=== EXERCISE DESCRIPTION ===
Below are the records; extract from them the line containing "What's the underlying" to the line containing "Enumerate this screenshot's", both lines included, exactly and with no pictures.

Extracted data entries:
· · · · · · ·

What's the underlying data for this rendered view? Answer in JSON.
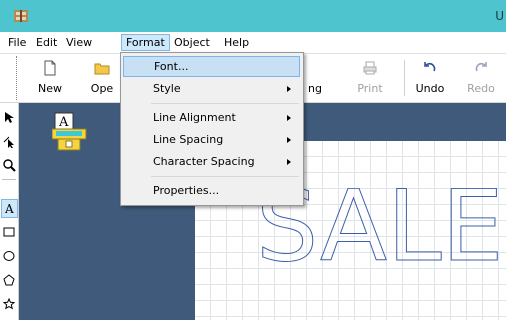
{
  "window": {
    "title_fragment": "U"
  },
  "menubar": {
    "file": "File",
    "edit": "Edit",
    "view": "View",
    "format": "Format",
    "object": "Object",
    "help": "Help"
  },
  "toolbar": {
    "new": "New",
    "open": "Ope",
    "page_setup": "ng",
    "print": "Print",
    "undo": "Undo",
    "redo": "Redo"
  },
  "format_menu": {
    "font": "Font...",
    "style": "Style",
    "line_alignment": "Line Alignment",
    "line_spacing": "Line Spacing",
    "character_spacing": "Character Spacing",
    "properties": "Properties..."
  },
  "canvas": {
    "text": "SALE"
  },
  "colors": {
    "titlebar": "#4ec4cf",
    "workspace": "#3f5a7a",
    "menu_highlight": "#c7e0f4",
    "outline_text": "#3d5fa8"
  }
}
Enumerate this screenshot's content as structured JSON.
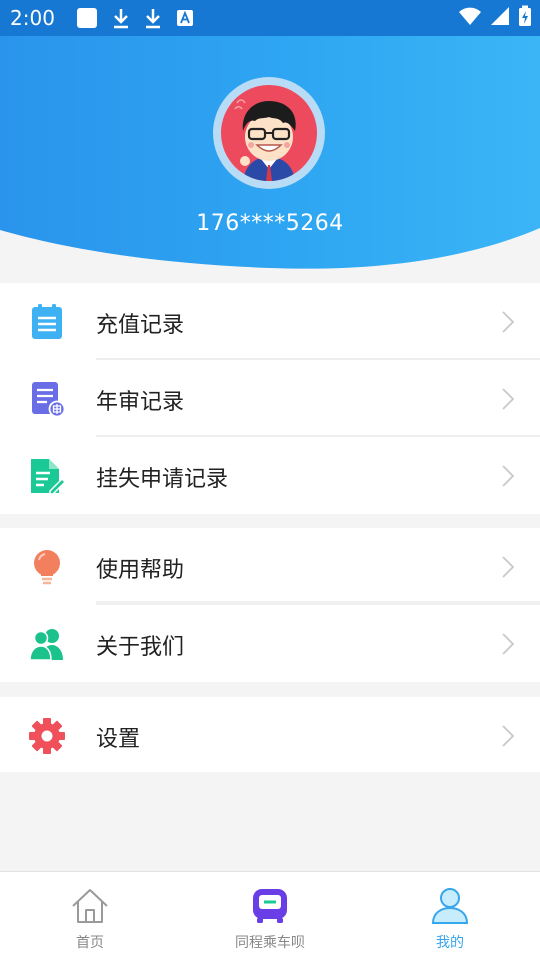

· · · · · · ·

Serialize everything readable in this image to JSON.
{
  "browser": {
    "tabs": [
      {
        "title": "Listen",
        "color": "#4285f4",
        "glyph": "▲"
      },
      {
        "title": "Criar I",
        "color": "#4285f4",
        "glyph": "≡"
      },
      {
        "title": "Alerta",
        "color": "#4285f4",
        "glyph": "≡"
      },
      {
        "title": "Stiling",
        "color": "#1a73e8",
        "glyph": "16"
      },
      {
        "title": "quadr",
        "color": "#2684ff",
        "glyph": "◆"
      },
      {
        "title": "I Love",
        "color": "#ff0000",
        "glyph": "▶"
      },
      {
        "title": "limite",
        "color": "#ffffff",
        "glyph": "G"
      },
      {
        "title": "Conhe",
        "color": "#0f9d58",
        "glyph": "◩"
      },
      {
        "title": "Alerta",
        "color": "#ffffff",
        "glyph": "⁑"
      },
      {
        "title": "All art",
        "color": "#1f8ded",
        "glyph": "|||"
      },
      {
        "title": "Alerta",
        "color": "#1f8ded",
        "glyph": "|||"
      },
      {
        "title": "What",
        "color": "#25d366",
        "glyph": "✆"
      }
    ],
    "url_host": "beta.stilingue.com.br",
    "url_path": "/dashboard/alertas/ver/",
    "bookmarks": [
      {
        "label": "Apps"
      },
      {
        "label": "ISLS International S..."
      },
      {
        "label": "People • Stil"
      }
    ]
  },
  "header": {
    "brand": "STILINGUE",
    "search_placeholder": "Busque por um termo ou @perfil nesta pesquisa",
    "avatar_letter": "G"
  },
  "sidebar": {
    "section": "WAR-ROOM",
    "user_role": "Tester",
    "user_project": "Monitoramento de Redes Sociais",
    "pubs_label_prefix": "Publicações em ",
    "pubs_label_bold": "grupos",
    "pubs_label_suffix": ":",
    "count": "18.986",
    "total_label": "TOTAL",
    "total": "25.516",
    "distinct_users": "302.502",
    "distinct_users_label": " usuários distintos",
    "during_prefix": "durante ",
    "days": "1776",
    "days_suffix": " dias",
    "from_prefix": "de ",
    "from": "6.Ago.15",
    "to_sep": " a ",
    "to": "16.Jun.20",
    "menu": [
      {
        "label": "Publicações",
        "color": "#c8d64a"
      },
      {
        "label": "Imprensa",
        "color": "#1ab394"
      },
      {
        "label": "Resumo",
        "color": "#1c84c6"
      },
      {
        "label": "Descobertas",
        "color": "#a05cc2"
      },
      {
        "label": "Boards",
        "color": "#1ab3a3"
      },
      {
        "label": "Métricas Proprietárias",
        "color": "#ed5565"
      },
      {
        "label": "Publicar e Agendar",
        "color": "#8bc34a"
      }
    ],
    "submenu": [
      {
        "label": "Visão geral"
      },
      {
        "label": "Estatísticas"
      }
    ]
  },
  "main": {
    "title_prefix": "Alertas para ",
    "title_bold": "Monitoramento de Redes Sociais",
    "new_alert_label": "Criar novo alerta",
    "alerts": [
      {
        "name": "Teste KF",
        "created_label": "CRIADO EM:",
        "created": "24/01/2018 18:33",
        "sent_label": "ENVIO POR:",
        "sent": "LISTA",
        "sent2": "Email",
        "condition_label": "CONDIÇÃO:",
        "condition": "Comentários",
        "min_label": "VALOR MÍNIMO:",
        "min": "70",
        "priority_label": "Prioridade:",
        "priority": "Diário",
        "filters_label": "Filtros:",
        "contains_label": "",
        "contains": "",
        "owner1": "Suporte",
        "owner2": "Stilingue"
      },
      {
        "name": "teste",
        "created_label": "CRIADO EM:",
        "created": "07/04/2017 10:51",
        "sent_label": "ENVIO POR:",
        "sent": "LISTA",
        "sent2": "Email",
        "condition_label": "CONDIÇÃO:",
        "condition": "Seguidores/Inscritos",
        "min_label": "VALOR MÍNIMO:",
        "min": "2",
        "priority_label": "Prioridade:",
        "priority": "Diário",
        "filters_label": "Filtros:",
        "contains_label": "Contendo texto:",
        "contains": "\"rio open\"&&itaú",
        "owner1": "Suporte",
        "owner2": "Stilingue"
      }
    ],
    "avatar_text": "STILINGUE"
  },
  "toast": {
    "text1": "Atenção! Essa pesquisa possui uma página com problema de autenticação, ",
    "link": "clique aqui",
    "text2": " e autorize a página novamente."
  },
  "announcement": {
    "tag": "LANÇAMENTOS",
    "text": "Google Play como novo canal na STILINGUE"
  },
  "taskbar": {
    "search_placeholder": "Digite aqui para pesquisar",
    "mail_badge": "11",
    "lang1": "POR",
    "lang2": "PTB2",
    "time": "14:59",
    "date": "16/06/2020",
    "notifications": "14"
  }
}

· · · · · · ·

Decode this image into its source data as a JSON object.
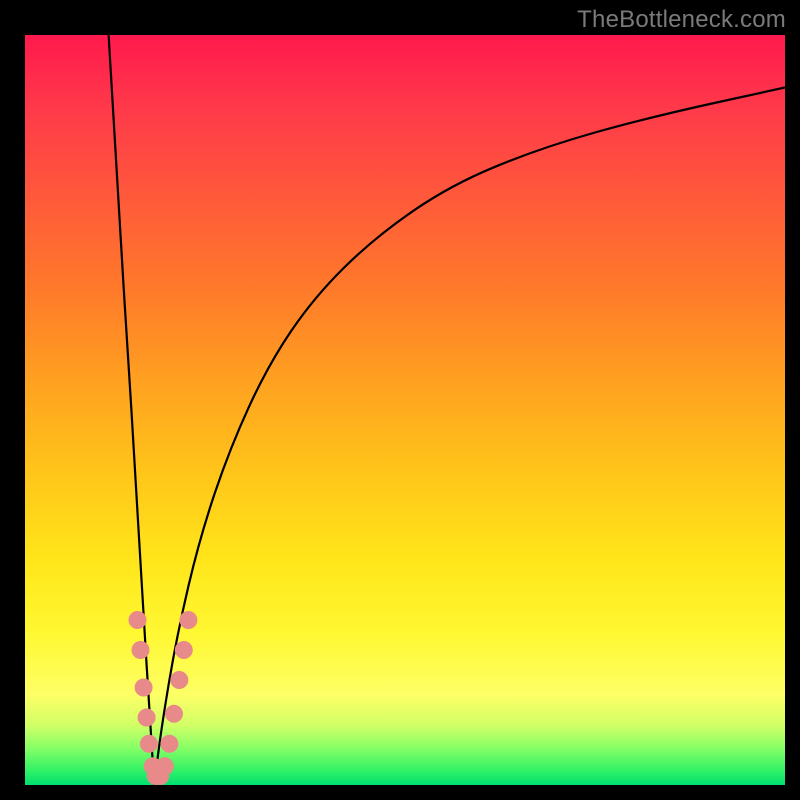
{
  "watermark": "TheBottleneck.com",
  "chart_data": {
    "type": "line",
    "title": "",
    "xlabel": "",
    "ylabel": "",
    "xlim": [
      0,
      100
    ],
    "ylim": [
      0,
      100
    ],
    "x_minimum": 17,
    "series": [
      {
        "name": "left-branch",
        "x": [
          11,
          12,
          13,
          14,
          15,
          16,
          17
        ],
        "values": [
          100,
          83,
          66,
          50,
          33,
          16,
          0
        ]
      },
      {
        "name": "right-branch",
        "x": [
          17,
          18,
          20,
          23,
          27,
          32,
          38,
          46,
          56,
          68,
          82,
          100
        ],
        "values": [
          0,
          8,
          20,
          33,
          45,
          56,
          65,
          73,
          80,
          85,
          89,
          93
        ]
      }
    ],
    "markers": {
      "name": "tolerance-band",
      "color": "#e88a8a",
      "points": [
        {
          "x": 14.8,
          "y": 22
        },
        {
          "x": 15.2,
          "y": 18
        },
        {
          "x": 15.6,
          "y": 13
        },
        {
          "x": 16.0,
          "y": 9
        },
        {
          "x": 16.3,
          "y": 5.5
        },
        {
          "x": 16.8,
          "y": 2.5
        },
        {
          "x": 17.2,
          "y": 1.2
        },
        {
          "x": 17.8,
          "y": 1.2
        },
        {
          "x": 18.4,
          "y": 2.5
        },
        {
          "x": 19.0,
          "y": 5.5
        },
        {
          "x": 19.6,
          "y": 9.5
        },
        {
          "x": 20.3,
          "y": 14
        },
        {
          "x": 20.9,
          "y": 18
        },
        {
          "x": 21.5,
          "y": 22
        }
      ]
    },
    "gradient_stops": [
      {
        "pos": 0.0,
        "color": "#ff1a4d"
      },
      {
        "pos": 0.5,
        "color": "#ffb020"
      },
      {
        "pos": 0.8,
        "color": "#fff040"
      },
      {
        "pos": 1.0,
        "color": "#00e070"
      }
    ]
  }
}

· · · · · · ·

=== EXERCISE OUTPUT ===
What's the underlying data for this rendered view? Answer in JSON.
{
  "window": {
    "title_fragment": "U"
  },
  "menubar": {
    "file": "File",
    "edit": "Edit",
    "view": "View",
    "format": "Format",
    "object": "Object",
    "help": "Help"
  },
  "toolbar": {
    "new": "New",
    "open": "Ope",
    "page_setup": "ng",
    "print": "Print",
    "undo": "Undo",
    "redo": "Redo"
  },
  "format_menu": {
    "font": "Font...",
    "style": "Style",
    "line_alignment": "Line Alignment",
    "line_spacing": "Line Spacing",
    "character_spacing": "Character Spacing",
    "properties": "Properties..."
  },
  "canvas": {
    "text": "SALE"
  },
  "colors": {
    "titlebar": "#4ec4cf",
    "workspace": "#3f5a7a",
    "menu_highlight": "#c7e0f4",
    "outline_text": "#3d5fa8"
  }
}
Enumerate this screenshot's content as structured JSON.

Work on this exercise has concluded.